━━━━━ Given records ━━━━━

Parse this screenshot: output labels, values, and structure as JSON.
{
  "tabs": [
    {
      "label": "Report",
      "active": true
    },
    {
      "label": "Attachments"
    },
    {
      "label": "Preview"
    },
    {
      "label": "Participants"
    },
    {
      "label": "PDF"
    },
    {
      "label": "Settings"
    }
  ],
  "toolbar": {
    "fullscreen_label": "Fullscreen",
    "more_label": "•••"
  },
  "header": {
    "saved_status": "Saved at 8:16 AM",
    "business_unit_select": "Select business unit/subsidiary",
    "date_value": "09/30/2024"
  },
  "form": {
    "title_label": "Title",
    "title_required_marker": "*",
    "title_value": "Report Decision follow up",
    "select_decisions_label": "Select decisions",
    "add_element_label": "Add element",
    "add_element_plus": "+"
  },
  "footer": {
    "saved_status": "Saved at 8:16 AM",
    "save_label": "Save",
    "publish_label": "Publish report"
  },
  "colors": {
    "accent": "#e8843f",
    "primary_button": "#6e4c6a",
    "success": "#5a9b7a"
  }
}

━━━━━
━━━━━ Given records ━━━━━

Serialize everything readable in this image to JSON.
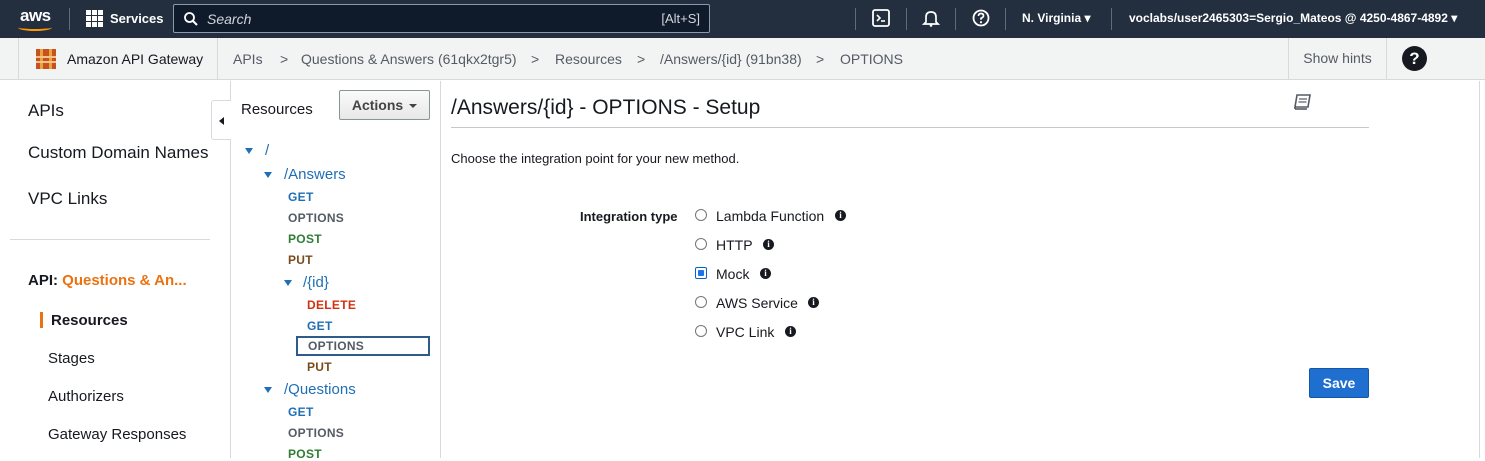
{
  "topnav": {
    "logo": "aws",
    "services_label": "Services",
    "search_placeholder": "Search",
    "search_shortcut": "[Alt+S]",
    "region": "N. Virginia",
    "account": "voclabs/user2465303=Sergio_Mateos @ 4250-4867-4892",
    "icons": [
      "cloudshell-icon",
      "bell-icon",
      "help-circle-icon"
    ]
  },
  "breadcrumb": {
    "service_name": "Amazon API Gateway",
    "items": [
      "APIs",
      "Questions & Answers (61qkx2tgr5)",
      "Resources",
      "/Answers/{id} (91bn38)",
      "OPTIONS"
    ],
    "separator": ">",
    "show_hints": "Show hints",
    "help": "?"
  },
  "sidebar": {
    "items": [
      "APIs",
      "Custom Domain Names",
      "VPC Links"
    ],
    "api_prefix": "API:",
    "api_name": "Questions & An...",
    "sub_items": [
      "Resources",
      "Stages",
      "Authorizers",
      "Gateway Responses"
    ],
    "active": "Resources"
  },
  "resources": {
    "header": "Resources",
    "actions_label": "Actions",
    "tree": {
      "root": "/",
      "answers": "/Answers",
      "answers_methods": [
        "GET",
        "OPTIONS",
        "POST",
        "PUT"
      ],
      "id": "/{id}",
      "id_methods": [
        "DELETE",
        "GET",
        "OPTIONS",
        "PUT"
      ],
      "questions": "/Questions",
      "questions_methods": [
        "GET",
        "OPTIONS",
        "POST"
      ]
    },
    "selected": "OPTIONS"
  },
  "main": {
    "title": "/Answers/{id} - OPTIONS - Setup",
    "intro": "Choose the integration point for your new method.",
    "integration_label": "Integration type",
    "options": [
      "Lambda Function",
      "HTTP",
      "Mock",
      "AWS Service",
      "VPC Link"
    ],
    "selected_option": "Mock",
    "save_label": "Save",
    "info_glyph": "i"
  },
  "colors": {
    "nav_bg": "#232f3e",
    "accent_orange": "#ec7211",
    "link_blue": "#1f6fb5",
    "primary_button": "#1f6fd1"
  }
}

━━━━━

_Goal of the exercise:_ Only lines with the word "this" should be collected from the material.

_Task output:_
Parse this screenshot: output labels, values, and structure as JSON.
Serialize everything readable in this image to JSON.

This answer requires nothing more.